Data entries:
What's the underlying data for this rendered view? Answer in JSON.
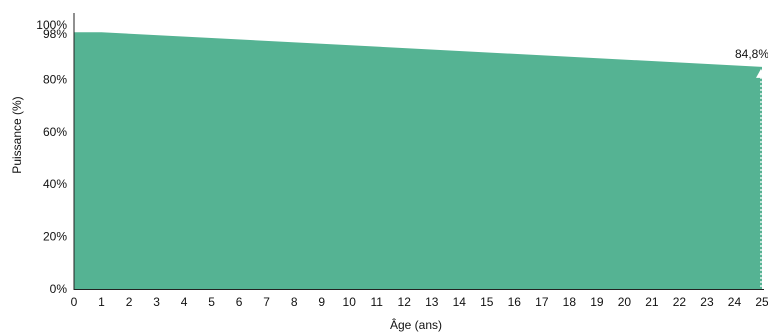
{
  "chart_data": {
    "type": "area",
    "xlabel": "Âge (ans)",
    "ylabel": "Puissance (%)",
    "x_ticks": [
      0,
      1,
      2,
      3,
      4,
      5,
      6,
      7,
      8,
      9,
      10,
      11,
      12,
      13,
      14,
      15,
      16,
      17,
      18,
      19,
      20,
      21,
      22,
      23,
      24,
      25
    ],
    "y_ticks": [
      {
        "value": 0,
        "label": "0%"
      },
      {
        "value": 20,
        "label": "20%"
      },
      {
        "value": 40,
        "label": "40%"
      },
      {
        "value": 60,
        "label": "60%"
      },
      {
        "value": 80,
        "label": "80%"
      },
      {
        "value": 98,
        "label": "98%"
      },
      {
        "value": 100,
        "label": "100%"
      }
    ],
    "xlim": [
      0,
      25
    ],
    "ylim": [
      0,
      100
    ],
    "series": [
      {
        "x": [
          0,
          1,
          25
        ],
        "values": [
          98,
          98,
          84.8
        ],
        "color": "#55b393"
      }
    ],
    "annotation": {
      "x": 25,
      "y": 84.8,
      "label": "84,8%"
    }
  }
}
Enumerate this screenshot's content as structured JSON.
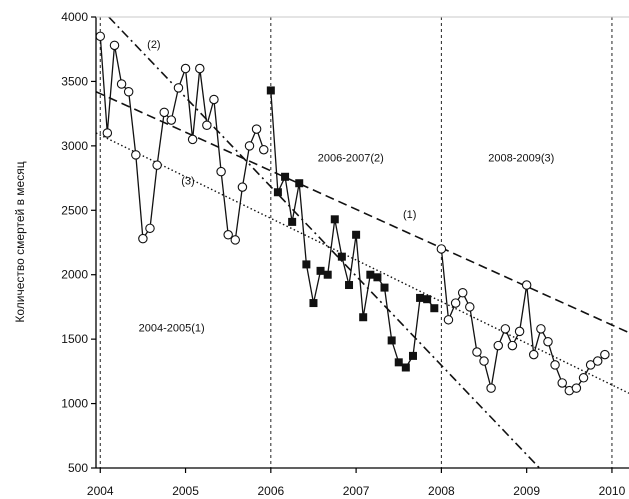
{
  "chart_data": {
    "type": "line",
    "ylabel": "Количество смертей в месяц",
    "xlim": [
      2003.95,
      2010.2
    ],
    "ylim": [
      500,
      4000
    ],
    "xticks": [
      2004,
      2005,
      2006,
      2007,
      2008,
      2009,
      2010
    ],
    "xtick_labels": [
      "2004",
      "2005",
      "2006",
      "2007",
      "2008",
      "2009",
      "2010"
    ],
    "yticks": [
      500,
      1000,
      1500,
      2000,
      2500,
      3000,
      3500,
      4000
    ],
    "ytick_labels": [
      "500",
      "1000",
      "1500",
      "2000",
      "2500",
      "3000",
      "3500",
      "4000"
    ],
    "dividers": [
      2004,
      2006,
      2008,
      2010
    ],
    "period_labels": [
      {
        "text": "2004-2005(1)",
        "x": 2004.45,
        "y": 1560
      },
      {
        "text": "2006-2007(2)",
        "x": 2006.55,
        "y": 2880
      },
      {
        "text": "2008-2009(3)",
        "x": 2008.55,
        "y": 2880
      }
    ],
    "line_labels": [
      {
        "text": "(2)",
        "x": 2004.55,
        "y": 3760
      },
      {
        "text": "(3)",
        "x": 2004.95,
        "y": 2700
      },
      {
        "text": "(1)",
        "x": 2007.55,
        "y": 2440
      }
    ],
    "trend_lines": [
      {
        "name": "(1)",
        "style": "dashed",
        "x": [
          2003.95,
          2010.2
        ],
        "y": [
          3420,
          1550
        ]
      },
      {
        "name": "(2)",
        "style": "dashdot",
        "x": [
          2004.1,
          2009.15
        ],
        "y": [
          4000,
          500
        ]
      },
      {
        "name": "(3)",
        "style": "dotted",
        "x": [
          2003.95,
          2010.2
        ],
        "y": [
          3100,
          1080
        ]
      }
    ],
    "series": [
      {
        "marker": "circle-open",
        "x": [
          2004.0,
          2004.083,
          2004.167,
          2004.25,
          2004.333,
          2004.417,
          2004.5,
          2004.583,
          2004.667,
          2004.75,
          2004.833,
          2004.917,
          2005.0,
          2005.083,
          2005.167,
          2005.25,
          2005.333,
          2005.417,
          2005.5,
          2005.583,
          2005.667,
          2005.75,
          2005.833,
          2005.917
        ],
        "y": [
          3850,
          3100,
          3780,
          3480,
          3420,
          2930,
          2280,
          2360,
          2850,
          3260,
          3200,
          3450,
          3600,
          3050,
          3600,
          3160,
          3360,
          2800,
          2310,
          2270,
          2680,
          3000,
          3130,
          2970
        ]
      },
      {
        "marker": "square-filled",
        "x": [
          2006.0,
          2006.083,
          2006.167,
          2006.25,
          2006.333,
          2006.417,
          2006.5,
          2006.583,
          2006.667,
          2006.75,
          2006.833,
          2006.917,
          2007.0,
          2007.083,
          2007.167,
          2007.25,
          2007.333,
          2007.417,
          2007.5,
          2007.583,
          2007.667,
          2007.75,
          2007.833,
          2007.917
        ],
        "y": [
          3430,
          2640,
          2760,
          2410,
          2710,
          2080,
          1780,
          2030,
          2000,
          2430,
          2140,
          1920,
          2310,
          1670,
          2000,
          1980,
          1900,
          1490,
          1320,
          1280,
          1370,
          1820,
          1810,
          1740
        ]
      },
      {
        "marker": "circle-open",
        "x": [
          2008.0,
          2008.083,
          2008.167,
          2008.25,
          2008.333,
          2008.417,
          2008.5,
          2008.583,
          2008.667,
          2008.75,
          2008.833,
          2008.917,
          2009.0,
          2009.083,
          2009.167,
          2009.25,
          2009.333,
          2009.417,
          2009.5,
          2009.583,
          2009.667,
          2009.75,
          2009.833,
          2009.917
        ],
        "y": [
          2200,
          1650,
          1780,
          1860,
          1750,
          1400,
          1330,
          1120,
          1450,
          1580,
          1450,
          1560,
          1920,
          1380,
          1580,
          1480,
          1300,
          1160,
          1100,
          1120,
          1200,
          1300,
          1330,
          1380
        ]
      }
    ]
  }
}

...

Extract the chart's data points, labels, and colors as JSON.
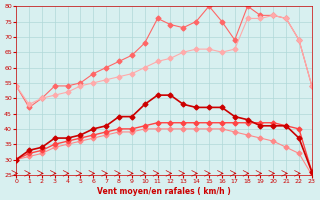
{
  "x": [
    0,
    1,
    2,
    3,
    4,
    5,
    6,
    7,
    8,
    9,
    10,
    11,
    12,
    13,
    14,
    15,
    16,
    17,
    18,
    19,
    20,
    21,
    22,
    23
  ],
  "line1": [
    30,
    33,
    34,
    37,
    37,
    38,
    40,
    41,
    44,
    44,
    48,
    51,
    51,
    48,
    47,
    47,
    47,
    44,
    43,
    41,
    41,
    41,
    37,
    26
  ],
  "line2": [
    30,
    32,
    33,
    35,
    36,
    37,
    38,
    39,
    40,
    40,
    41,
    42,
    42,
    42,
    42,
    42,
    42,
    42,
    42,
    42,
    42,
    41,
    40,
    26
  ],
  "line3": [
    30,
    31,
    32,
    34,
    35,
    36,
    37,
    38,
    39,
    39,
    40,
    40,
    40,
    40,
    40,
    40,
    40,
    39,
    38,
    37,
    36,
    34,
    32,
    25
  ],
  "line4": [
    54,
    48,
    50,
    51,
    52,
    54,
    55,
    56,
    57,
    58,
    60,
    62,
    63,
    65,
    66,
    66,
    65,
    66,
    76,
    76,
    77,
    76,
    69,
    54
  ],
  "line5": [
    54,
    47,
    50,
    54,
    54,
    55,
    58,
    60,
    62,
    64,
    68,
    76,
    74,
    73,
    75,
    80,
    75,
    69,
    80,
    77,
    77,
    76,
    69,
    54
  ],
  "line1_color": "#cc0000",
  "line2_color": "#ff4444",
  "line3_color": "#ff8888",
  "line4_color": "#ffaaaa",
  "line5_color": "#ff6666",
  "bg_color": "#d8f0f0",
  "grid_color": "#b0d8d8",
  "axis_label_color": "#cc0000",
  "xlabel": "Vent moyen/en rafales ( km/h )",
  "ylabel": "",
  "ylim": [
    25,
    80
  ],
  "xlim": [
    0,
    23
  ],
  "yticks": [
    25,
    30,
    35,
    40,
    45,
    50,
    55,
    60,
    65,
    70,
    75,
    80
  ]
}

§ **EXERCISE REQUIREMENTS**
In the records above, locate each line with the word "xlabel". Copy all such lines.

§ **ANSWER TO THIS PROBLEM**
    "xlabel": "Âge (ans)",
  "xlabel": "Vent moyen/en rafales ( km/h )",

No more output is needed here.